#### Exercise input:
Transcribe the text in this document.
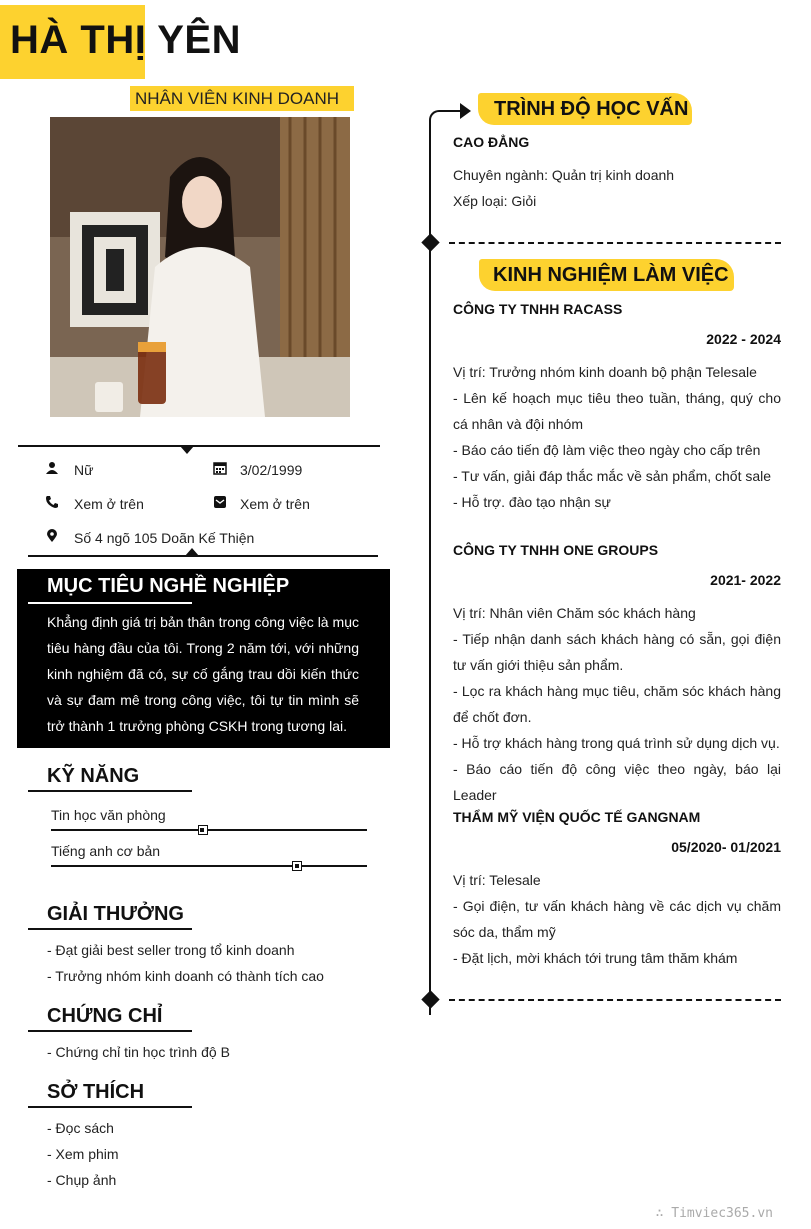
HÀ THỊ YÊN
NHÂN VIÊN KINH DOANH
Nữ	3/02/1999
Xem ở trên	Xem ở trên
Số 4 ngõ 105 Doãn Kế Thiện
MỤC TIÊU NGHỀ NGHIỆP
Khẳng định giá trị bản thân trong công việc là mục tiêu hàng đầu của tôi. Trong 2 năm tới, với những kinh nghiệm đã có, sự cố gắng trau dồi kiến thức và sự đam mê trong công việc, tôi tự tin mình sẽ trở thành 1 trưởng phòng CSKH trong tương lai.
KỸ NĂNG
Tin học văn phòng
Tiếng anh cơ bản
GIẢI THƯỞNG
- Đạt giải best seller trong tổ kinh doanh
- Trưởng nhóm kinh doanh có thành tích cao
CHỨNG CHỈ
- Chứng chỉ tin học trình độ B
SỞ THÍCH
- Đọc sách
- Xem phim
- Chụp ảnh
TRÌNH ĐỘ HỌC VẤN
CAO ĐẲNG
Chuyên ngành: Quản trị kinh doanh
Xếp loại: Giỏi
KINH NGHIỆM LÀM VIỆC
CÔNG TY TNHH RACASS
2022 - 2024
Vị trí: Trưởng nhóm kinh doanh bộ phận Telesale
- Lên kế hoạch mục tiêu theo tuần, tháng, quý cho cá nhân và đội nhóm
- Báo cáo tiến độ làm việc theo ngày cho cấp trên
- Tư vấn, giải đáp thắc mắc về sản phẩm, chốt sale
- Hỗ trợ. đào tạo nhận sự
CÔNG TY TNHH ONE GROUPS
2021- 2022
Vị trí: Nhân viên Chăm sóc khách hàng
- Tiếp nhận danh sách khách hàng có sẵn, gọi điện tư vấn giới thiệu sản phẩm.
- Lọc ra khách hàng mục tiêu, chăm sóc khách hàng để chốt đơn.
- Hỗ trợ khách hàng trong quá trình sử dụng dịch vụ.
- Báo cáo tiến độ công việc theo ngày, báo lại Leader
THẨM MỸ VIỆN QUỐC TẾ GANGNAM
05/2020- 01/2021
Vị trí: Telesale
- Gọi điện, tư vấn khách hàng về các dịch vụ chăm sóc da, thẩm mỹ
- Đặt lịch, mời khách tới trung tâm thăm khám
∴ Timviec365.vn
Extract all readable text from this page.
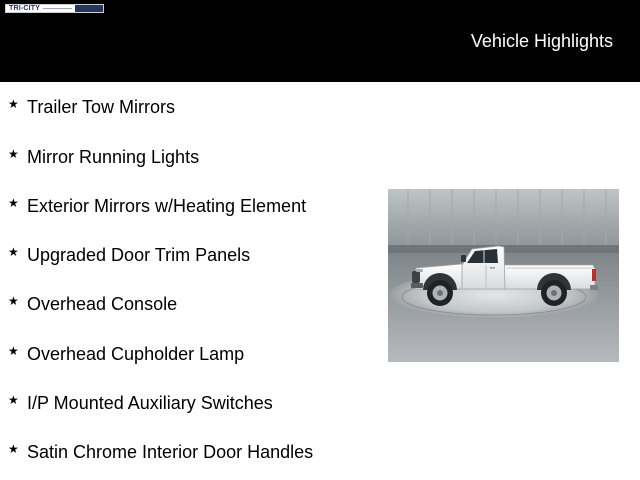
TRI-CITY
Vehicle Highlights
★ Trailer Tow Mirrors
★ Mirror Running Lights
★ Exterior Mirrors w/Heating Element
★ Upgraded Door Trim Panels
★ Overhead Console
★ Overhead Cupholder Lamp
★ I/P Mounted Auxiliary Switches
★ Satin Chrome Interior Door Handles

#### Objective:
State the number of lines in these entries that include the string "Telesale". Provide nothing beyond that number.

#### Task output:
2